◆ THE TASK:
Determine which lines of the records include the word "Metode", and copy them.

[A run of records]

======

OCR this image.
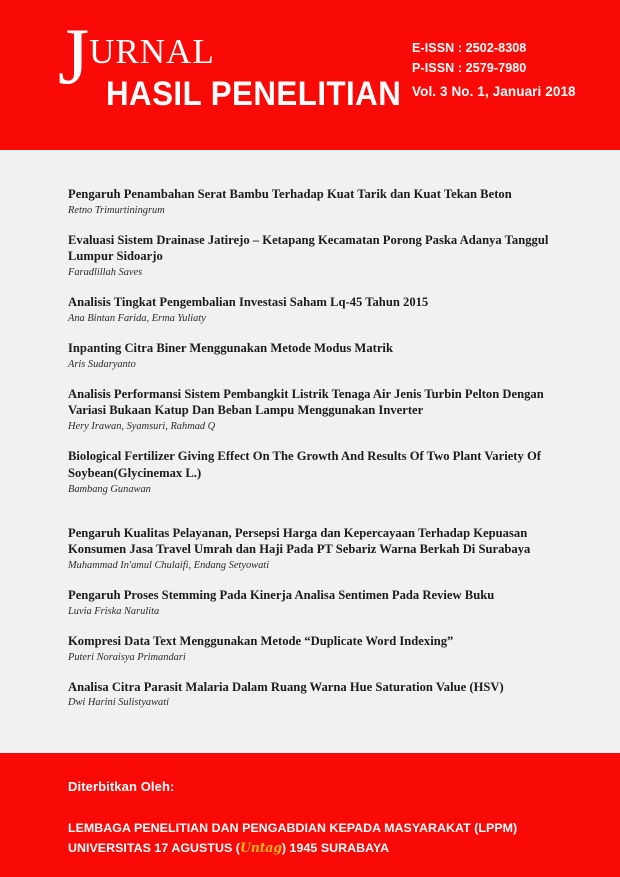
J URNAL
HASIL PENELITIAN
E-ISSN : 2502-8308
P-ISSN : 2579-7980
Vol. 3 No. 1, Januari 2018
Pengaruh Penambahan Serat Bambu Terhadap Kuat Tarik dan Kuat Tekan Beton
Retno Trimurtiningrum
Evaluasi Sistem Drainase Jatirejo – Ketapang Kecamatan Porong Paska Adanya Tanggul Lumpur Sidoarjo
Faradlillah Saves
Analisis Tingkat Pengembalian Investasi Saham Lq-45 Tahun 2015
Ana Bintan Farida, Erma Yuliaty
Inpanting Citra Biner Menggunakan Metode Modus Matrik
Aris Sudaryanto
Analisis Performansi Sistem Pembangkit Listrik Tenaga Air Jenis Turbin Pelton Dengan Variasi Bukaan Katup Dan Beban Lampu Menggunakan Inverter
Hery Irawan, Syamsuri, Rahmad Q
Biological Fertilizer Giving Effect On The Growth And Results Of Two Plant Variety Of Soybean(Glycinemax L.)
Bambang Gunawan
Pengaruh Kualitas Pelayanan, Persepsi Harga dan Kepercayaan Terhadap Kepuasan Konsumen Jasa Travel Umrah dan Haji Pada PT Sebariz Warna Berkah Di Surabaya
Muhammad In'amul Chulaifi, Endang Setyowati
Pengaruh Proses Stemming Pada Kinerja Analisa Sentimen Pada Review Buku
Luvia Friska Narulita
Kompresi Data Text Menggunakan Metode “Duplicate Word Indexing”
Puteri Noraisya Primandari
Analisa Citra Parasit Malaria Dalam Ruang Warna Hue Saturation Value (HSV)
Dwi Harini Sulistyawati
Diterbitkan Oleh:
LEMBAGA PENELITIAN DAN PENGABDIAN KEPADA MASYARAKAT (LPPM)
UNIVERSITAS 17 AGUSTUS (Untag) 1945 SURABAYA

======

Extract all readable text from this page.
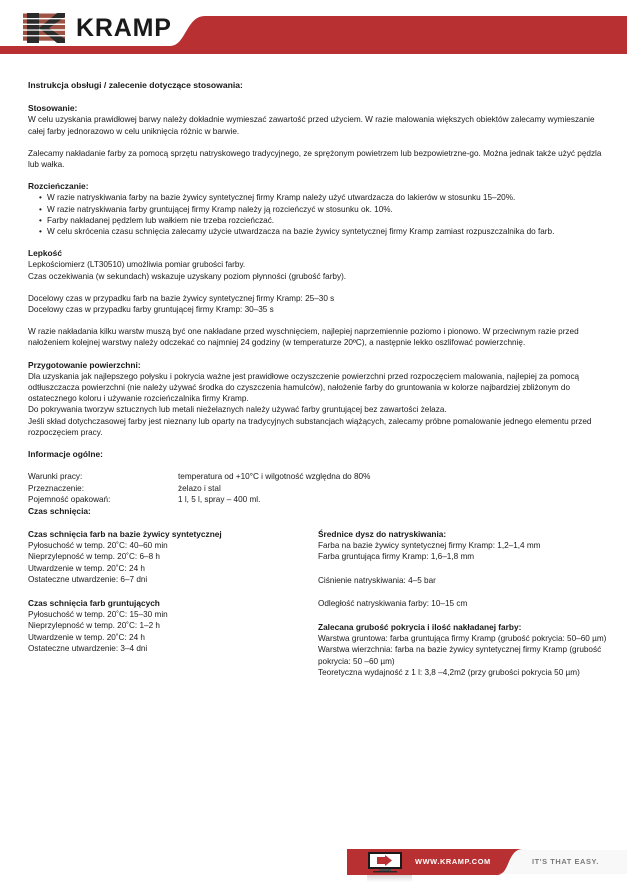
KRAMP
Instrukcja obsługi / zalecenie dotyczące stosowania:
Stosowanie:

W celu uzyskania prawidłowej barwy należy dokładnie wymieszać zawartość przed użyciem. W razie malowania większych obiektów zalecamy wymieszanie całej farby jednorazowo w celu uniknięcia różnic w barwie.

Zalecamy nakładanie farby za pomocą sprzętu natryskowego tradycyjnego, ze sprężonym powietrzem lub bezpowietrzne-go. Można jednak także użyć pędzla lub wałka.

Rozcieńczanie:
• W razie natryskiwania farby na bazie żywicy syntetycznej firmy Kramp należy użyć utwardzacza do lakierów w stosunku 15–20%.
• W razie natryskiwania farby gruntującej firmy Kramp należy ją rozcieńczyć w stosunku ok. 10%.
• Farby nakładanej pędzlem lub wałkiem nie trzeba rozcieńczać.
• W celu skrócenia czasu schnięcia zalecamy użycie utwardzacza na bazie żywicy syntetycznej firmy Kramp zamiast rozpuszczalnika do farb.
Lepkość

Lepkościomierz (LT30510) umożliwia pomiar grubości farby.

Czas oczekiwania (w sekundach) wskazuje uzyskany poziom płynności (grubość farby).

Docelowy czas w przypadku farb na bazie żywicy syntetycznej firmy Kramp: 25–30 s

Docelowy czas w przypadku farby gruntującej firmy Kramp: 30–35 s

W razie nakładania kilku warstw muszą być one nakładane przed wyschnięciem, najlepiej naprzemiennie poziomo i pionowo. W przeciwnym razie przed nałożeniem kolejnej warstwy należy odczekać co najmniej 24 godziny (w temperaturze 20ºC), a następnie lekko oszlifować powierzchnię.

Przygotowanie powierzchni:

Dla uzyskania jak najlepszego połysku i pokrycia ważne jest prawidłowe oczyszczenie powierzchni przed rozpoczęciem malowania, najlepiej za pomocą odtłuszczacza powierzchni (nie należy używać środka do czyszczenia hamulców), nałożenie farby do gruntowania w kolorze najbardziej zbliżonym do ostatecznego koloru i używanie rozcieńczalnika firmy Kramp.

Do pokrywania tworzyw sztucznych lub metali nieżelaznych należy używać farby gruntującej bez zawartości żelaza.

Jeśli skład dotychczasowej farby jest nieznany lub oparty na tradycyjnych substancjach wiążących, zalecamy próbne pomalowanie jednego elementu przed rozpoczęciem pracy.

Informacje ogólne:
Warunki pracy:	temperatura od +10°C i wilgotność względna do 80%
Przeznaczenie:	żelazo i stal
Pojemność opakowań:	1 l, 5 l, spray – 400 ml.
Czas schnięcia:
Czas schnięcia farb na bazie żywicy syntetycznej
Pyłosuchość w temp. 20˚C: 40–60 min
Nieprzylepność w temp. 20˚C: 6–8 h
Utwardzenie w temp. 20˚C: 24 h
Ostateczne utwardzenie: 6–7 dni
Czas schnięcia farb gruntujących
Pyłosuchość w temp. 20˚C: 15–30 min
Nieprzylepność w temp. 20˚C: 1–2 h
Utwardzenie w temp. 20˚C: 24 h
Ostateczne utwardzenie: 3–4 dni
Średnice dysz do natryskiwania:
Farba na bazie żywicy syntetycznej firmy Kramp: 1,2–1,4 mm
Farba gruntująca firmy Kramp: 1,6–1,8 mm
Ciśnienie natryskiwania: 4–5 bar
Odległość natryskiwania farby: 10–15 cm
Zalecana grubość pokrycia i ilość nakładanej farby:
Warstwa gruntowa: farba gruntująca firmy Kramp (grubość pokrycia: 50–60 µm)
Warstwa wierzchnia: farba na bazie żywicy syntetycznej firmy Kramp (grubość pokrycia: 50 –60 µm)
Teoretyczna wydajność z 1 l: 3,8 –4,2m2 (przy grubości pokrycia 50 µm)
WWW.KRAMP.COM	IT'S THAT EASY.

======

◆ TASK RESULT:
Inpanting Citra Biner Menggunakan Metode Modus Matrik
Kompresi Data Text Menggunakan Metode “Duplicate Word Indexing”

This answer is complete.